---------- Text shown ----------
Editorial: Training and performance in swimming

Editorial on the Research Topic
Training and performance in swimming

Swimming is part of the Olympic programme since 1896. Water Polo became the first team sport in the Games in 1900, and Diving made its appearance in 1904. Eighty years later, in 1984, Synchronized Swimming joined the Olympics, while Marathon Swimming (10-km race for men and women) was included in 2008 (www.worldaquatics.com/about). In parallel, research in physiology applied to swimming emerged in the beginning of the 20th century, trying to answer several questions that have arisen over the years, particularly focusing on locomotion and its contribution to health and athletic performance (Liljestrand and Stenström, 1920; Zacca et al., 2020; Demarie et al., 2022).
---------- Task inputs ----------
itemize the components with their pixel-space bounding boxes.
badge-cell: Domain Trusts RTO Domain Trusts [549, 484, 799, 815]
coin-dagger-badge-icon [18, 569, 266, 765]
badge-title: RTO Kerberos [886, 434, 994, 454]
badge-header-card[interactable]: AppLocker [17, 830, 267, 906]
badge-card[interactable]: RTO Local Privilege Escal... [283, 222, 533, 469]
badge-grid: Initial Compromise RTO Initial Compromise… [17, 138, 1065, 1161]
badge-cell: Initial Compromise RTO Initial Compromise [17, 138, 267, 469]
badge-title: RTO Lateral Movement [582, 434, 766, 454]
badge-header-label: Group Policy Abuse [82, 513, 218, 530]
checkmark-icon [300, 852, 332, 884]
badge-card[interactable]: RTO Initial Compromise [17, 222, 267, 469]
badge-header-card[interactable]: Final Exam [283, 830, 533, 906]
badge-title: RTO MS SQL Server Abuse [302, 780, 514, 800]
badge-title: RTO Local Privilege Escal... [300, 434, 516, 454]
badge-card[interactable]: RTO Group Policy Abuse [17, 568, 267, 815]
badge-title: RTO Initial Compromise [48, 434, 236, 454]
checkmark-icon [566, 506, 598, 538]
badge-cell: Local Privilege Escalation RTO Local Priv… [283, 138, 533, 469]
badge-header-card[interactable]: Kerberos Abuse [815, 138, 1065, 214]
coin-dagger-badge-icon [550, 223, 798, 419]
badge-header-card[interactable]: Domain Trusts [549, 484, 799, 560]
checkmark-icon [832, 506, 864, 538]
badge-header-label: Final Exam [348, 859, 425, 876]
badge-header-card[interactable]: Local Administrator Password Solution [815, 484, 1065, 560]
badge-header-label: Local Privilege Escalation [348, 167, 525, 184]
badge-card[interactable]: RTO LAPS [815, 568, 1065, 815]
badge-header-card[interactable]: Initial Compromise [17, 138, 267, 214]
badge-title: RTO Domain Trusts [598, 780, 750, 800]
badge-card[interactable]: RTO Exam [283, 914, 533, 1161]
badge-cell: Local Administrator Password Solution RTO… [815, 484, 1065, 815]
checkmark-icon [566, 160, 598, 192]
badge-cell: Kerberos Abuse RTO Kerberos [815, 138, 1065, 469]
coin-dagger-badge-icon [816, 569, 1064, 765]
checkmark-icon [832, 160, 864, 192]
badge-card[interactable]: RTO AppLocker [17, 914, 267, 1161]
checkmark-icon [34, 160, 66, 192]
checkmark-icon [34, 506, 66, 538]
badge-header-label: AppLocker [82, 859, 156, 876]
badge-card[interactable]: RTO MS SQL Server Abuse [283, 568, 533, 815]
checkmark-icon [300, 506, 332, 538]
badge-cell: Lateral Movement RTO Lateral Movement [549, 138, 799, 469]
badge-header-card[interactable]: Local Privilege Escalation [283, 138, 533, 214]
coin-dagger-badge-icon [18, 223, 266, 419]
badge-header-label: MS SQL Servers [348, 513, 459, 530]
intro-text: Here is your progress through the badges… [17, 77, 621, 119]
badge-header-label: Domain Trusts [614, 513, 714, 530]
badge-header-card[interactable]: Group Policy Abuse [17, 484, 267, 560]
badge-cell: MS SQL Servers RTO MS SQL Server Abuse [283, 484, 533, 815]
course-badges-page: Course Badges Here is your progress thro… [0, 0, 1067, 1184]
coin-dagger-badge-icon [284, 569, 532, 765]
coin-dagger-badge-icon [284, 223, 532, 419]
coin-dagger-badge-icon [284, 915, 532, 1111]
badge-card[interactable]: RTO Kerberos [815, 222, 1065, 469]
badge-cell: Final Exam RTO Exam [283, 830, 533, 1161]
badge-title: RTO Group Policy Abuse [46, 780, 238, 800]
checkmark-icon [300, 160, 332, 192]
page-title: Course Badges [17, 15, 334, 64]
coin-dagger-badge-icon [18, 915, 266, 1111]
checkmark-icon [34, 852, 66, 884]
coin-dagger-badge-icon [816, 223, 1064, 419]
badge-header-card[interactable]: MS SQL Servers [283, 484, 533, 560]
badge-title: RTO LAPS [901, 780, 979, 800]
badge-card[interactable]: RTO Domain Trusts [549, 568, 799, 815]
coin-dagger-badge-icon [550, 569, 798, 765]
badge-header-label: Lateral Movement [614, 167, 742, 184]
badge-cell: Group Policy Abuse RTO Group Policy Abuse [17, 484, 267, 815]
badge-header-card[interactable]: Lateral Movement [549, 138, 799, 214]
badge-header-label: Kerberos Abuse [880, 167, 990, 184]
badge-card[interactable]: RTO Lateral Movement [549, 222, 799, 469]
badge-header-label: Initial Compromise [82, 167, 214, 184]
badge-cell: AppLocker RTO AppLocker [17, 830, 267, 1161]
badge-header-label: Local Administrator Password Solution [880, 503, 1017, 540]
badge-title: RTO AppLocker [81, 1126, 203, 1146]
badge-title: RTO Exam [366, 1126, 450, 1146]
----------
Set of tasks:
(1) Extract every line of the listing that contains the string "Escalation".
(2) Continue the swimming editorial from its last sentence.

Answers in order:
(1)
badge-cell: Local Privilege Escalation RTO Local Priv… [283, 138, 533, 469]
badge-header-label: Local Privilege Escalation [348, 167, 525, 184]
badge-header-card[interactable]: Local Privilege Escalation [283, 138, 533, 214]

(2)
Although so-called “filtered evidence” such as systematic reviews and meta-analyses evaluate and synthesize the literature, they draw from the base of the pyramid, specifically randomized controlled trials - RCTs, cohort studies, and case reports. Narrative reviews, when authored by “Experts” in the field, can also offer valuable insights and contributions. However, we contend that studies at the base of the pyramid, particularly RCTs, cohort studies, and case reports, should be more esteemed than they currently are by scientific, academic, and general population communities. Indeed, considerable physical, intellectual, and scientific effort, even more so in an aquatic environment, as well as financial investment, goes into these studies until they reach the editorial and peer review process. Another important aspect is the challenge of finding volunteers with a high-performance caliber (McKay et al., 2022; Ruiz-Navarro et al., 2023). We need to celebrate quality research in the aquatic environment. You (we) are the true warriors!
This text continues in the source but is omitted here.